*LISTED RECORDS*
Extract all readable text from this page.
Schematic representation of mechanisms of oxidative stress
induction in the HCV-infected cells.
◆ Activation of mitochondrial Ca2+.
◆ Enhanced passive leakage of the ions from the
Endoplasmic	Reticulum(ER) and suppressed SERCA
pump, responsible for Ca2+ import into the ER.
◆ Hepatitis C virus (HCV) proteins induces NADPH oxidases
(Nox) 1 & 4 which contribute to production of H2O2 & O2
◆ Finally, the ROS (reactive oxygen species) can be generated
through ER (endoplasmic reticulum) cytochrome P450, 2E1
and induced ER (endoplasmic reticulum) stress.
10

==

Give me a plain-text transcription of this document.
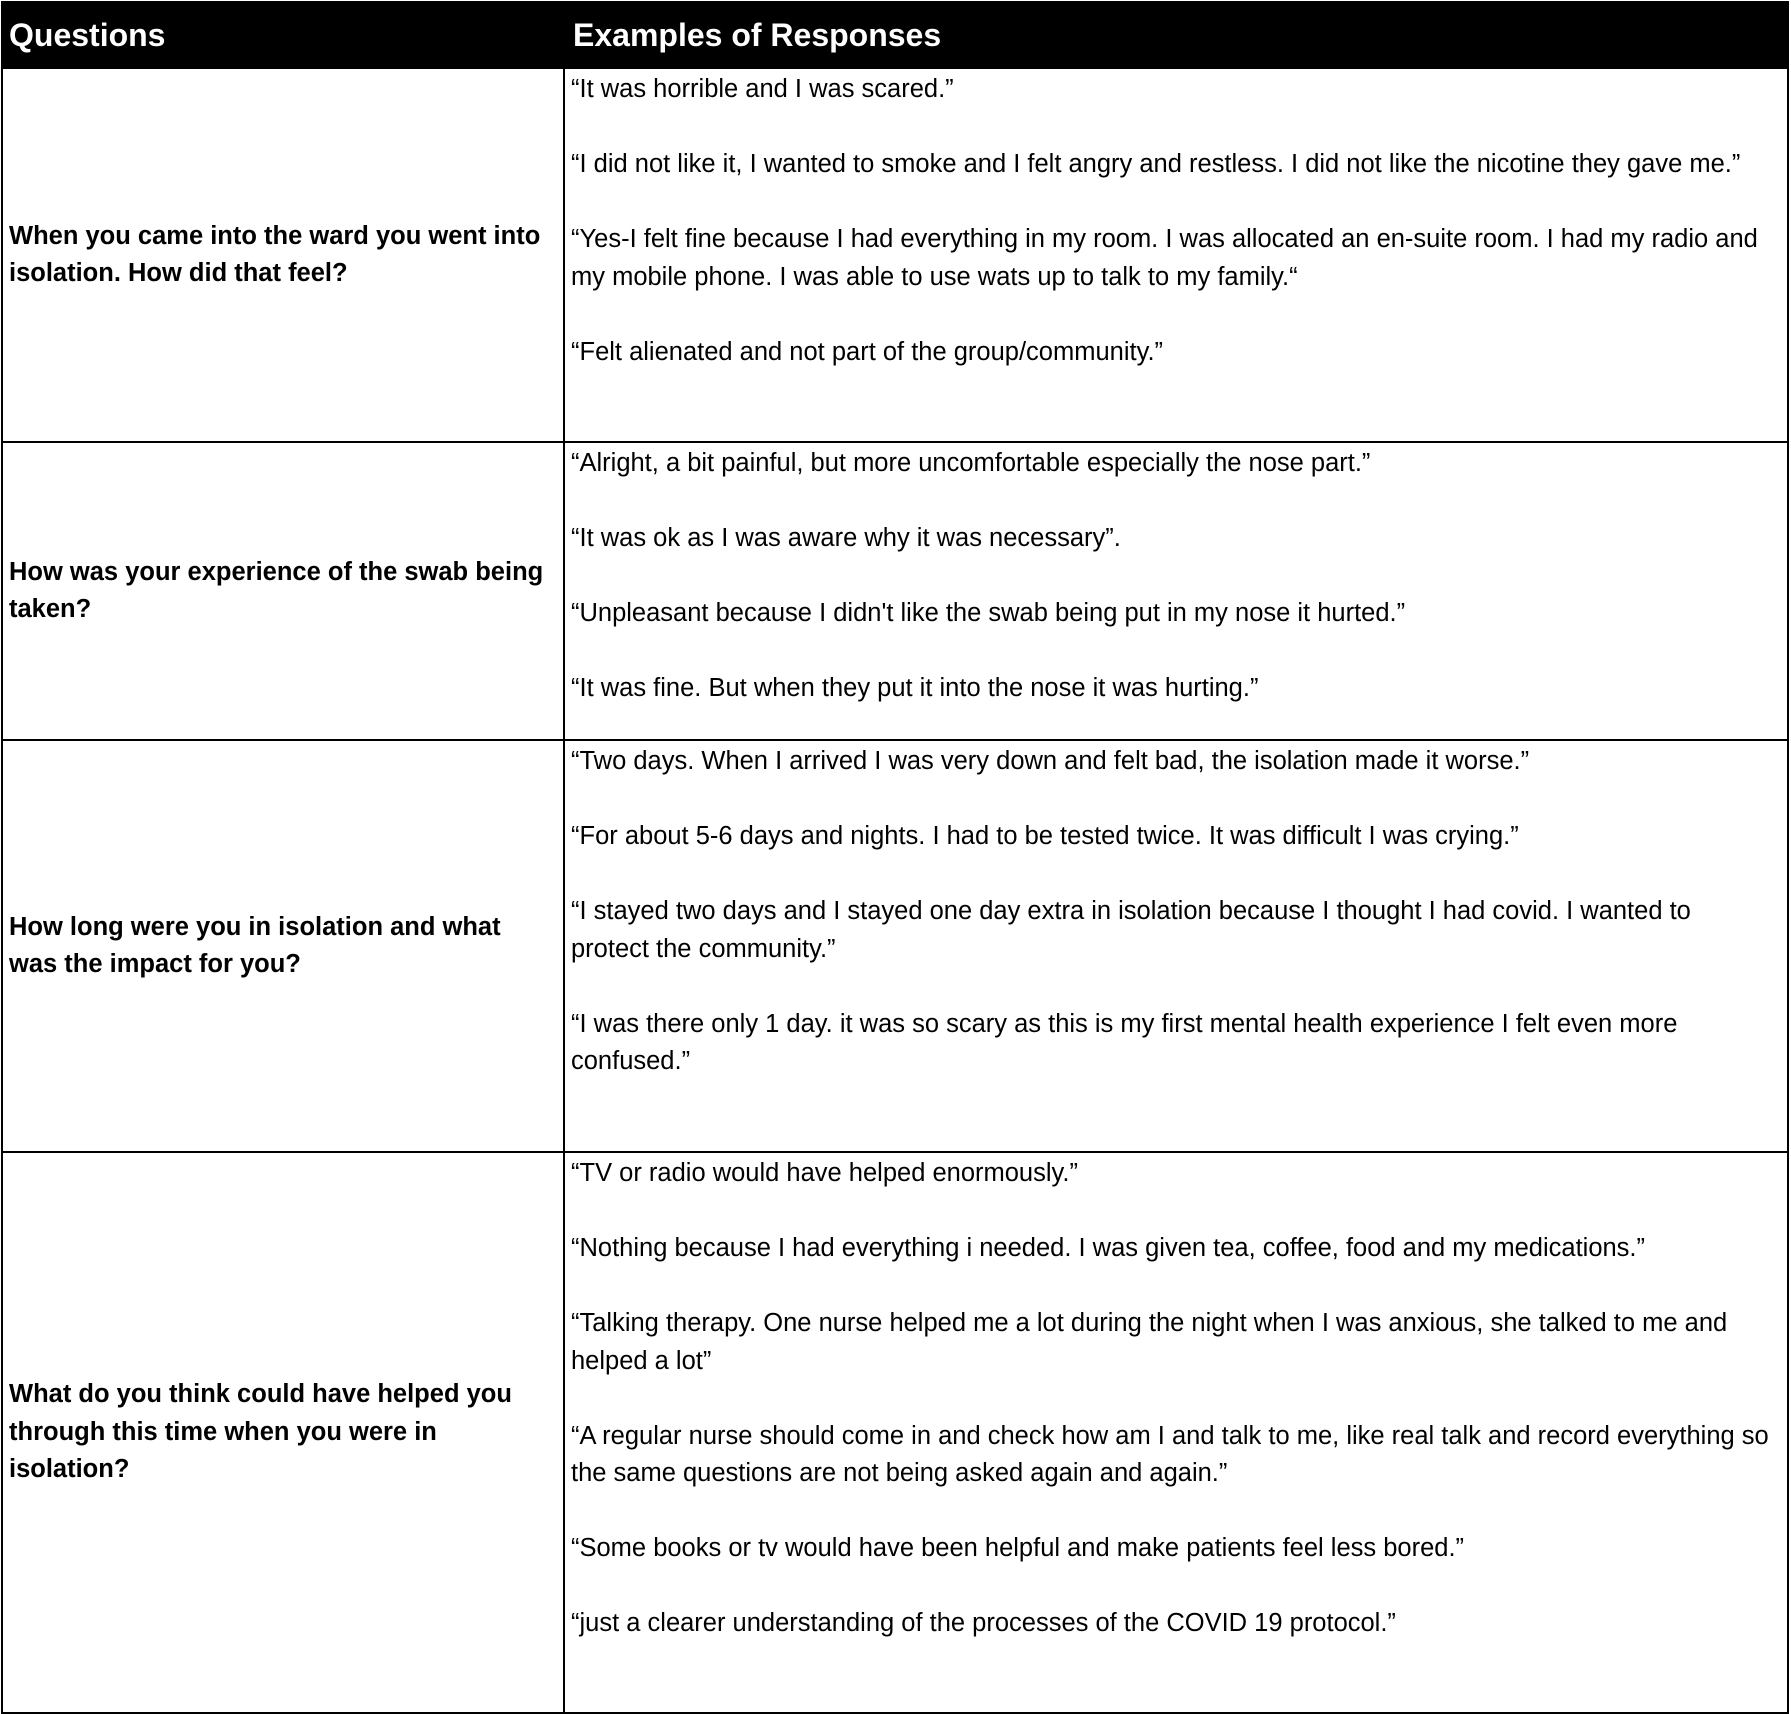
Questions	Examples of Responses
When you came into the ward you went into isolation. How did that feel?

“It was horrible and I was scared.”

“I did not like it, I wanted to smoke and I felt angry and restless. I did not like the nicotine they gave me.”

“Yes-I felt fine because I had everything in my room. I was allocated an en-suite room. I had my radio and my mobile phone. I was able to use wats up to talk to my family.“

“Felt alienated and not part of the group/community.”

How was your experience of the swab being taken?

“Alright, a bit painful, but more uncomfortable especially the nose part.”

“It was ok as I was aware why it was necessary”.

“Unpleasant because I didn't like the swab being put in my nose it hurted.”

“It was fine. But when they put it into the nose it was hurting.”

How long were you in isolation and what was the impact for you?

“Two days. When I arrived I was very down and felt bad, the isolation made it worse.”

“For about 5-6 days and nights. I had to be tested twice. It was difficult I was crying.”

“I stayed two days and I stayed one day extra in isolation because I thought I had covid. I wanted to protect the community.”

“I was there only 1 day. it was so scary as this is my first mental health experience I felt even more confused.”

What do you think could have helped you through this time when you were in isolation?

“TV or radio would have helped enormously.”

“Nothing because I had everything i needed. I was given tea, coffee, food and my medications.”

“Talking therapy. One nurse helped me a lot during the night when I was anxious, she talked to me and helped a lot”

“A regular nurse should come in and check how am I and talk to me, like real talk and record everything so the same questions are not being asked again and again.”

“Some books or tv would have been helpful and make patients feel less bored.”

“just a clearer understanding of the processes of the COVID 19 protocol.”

*WORK ORDER*
Which of the lines in the data hold the string "wanted"? Report each of them by copying it.

*WRITTEN SOLUTION*
“I did not like it, I wanted to smoke and I felt angry and restless. I did not like the nicotine they gave me.”
“I stayed two days and I stayed one day extra in isolation because I thought I had covid. I wanted to protect the community.”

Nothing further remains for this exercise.